» **To do**
In the records that follow, locate every line with "JSON" and extract it.

» **Data in this exercise**
_ _ _ _ _
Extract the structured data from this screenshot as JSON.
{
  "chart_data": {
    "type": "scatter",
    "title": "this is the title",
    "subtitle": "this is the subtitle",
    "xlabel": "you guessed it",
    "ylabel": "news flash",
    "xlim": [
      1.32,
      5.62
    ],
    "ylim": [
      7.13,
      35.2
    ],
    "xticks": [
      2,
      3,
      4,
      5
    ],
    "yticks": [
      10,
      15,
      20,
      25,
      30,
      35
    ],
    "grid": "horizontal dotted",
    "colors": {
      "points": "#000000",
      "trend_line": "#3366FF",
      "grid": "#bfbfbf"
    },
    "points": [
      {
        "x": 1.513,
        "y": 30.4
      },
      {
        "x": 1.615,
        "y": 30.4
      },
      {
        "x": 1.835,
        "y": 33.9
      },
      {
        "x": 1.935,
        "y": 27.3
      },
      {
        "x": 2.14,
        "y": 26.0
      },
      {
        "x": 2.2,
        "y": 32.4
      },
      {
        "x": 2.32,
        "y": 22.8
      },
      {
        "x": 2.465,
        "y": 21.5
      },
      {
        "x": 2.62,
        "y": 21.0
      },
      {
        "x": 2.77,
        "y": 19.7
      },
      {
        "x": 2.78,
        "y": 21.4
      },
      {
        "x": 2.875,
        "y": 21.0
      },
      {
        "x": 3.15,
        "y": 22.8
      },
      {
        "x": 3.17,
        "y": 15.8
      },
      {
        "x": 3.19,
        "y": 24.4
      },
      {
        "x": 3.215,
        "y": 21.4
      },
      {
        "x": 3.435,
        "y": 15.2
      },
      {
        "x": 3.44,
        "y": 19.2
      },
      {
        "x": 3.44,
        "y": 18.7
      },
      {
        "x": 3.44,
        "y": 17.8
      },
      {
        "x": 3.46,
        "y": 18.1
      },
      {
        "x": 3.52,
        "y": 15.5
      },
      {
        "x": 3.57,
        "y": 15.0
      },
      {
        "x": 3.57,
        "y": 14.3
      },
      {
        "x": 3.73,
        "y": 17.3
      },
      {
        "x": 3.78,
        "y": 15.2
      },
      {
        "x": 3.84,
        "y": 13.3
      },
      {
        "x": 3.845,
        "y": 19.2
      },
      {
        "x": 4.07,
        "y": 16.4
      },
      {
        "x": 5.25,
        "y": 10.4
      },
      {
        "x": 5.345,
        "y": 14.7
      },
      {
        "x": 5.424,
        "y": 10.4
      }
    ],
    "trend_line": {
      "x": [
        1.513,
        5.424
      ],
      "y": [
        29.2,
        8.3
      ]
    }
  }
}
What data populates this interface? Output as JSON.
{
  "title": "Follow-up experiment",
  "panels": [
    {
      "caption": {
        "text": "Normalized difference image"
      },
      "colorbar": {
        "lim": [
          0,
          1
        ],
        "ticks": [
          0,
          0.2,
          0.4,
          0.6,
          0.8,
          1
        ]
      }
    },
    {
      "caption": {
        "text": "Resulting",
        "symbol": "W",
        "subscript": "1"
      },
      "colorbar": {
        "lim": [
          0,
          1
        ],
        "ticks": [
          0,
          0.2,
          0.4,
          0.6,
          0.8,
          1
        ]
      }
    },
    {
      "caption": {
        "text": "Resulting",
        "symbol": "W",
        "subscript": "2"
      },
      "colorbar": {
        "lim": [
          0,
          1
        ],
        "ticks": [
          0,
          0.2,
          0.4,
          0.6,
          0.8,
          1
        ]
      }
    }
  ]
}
_ _ _ _ _
» **Response to this exercise**
Extract the structured data from this screenshot as JSON.
What data populates this interface? Output as JSON.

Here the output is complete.